* [DIRECTIVE] Go through the data below and gather each line containing "FIBERID".

--- Start ITEMS ---

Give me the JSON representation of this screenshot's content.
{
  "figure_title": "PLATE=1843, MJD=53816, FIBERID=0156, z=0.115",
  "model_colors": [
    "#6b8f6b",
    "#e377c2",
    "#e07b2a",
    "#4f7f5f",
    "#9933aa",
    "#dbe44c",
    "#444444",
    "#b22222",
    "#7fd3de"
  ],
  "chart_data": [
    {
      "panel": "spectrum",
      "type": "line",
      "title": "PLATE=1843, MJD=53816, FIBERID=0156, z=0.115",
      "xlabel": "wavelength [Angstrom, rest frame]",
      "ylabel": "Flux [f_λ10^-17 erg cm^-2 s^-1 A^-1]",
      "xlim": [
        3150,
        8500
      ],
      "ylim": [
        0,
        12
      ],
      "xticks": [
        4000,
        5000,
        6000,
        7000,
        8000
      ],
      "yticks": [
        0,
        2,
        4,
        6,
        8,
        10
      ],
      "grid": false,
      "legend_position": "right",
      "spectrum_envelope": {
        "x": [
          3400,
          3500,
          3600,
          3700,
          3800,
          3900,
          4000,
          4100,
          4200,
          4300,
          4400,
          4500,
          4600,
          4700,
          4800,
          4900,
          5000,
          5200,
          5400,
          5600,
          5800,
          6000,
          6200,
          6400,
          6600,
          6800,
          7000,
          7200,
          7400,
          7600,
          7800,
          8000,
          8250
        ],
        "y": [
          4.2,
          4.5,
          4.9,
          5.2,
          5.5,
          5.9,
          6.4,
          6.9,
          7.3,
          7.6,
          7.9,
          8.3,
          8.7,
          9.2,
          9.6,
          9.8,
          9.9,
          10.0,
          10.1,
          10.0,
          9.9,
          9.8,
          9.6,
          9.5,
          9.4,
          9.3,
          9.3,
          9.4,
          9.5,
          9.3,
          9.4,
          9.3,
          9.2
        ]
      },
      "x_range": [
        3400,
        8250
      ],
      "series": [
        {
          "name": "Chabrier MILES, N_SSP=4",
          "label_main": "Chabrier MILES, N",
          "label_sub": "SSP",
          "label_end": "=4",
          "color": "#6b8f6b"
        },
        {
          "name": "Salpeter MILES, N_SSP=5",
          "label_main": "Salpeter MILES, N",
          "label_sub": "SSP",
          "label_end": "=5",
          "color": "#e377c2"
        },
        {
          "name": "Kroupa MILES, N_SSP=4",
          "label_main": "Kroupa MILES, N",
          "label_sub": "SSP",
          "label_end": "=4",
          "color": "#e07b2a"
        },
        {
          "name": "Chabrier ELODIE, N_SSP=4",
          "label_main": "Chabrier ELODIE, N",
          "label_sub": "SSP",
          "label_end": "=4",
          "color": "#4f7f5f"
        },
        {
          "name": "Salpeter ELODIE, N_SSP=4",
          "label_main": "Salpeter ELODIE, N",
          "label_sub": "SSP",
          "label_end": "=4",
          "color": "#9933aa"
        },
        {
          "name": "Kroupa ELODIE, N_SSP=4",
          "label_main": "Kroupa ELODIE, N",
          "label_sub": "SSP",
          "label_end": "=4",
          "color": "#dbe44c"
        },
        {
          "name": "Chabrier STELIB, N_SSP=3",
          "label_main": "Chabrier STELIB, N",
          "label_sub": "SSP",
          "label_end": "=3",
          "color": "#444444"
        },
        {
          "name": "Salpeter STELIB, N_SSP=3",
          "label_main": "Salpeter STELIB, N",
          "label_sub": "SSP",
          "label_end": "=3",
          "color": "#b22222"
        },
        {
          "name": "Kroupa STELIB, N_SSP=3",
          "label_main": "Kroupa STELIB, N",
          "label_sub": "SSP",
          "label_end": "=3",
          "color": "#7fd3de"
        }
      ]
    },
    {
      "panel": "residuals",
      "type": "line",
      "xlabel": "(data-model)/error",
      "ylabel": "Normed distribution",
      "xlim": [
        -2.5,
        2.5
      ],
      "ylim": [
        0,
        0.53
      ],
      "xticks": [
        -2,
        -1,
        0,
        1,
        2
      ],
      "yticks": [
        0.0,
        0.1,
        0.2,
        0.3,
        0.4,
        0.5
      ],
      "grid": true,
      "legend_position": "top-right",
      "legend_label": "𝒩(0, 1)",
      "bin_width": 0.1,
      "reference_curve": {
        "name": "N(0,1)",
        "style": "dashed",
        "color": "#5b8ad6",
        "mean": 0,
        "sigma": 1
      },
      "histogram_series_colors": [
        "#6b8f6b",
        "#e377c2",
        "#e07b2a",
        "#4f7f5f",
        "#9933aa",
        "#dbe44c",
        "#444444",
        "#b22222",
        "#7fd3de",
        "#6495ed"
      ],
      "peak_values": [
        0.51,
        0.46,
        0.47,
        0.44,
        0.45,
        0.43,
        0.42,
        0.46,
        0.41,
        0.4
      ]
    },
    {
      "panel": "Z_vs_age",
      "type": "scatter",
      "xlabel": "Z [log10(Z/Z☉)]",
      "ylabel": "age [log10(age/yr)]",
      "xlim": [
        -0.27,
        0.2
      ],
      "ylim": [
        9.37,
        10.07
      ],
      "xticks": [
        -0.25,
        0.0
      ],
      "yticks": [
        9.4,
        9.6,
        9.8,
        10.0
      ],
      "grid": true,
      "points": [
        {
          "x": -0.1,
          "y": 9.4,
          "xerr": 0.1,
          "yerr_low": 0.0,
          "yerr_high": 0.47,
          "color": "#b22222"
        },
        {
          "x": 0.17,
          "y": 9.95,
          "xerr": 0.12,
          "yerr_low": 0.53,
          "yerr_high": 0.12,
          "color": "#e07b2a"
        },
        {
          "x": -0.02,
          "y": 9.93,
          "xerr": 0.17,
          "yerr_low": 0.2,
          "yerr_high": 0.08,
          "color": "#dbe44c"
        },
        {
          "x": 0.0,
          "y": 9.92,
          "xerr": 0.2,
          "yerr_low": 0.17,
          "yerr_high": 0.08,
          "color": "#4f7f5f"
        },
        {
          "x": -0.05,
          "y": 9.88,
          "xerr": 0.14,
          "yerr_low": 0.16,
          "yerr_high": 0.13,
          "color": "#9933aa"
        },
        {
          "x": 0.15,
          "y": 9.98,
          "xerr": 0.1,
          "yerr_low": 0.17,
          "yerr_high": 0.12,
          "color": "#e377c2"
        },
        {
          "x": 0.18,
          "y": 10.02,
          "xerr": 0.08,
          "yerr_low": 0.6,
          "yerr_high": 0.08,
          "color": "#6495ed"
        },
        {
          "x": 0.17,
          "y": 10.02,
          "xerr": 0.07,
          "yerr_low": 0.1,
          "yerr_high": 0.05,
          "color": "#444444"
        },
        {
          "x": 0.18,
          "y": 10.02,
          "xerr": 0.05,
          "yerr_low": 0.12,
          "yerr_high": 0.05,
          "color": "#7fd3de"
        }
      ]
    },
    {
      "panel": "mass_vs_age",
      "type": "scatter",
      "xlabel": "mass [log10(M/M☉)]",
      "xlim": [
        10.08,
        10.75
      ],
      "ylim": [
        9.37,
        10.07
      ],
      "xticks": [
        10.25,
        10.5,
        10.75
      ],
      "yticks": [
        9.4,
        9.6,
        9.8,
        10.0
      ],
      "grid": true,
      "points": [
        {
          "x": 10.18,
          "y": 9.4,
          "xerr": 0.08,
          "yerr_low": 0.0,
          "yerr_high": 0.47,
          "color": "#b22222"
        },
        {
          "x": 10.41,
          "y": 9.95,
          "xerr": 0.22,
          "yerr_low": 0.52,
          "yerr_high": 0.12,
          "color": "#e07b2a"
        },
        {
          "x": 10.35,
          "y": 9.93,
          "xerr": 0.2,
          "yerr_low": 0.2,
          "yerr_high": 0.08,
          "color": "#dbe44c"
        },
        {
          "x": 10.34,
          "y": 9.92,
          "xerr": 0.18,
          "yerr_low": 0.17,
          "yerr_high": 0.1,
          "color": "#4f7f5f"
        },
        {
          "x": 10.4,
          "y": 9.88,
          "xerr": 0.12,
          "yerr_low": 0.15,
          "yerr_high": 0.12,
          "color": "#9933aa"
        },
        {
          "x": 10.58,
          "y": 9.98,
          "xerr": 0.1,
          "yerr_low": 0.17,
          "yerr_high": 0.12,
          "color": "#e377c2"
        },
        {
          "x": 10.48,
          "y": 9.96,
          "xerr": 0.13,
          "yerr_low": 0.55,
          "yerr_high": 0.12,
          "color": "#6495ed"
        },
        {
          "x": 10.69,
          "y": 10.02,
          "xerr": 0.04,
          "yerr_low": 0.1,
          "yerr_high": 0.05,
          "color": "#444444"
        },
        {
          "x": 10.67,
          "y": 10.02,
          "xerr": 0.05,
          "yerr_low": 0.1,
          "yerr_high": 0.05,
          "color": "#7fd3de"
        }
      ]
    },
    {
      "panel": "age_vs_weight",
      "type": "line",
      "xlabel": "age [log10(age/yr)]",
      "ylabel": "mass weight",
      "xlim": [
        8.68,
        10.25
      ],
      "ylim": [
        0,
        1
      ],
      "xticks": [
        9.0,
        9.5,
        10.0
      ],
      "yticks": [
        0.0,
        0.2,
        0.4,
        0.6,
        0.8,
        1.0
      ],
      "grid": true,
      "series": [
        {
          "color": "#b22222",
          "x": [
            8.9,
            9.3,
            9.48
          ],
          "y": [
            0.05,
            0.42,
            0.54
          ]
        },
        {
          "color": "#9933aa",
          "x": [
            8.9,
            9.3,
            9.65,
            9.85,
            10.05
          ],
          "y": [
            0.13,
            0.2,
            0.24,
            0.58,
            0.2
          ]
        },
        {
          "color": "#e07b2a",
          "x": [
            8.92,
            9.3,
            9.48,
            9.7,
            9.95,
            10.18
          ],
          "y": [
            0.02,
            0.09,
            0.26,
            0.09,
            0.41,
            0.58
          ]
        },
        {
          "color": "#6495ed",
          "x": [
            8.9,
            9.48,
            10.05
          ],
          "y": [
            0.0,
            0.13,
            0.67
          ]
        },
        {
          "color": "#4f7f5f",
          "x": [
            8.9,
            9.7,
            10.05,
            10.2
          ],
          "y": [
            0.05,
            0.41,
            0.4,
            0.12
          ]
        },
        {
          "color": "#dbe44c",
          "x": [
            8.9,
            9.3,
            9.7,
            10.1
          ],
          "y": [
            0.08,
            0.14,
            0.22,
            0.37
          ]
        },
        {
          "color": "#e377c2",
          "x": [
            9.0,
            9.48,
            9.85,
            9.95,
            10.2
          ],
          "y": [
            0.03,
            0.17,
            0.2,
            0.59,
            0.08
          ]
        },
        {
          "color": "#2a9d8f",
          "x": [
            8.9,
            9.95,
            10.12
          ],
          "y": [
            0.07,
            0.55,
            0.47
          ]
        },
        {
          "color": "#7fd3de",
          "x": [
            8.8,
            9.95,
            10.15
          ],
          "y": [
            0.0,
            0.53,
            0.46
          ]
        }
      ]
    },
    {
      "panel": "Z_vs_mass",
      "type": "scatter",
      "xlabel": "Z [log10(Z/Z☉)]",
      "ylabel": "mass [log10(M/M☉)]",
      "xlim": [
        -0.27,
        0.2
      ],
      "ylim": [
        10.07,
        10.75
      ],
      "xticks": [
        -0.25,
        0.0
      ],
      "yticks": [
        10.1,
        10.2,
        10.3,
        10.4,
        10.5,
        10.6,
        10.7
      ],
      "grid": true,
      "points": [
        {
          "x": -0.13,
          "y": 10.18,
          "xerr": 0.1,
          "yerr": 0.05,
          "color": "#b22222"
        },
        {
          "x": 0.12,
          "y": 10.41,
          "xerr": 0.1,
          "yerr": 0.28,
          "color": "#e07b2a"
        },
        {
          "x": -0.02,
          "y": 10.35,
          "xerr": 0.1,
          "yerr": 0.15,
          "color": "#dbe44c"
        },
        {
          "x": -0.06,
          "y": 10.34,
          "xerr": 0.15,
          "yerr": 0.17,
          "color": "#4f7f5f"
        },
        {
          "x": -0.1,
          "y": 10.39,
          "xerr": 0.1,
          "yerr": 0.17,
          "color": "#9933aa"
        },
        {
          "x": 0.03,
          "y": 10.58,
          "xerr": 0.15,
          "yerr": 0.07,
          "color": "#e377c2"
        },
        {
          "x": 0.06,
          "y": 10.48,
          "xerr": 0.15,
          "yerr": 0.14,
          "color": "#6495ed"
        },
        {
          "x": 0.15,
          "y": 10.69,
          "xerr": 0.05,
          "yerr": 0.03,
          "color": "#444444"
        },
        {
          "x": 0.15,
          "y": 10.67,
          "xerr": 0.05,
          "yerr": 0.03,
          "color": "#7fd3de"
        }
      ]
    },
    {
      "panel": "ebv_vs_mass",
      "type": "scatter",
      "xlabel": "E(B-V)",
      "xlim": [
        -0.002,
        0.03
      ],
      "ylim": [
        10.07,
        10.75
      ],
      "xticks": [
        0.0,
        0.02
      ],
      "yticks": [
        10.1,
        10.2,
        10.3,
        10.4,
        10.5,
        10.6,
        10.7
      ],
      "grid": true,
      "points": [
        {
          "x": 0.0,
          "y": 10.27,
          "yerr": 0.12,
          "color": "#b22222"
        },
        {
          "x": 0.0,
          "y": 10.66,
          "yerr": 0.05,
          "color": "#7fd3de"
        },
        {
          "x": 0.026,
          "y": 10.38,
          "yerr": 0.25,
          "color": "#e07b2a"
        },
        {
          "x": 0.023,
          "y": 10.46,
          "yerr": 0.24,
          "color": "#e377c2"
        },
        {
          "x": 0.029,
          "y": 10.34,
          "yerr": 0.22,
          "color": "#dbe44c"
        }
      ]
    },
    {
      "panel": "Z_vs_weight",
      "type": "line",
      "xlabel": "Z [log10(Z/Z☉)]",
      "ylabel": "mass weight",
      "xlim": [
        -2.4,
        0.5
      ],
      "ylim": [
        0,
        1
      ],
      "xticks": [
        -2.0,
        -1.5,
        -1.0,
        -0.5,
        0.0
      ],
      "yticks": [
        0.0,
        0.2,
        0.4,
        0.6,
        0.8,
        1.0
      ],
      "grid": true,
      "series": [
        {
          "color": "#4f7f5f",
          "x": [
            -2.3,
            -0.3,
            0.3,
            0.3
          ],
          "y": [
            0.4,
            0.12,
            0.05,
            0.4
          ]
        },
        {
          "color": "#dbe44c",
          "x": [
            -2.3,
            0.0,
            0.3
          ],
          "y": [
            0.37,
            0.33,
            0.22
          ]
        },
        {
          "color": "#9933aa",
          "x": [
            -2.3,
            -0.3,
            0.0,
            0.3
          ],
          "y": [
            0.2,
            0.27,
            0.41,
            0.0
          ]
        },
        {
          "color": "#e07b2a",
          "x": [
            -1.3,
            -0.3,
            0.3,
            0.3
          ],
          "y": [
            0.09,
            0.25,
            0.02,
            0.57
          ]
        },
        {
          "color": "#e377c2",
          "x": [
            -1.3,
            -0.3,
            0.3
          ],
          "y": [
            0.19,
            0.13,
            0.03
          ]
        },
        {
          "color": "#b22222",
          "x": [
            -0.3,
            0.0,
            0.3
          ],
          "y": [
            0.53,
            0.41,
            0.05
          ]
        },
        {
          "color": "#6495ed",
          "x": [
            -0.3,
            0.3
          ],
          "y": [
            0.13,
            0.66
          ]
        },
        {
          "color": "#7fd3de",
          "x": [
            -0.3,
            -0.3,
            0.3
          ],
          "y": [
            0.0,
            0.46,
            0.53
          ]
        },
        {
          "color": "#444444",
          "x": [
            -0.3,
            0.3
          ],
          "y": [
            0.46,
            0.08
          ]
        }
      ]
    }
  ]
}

--- End ITEMS ---

* [SOLUTION TO THE EXERCISE]
  "figure_title": "PLATE=1843, MJD=53816, FIBERID=0156, z=0.115",
      "title": "PLATE=1843, MJD=53816, FIBERID=0156, z=0.115",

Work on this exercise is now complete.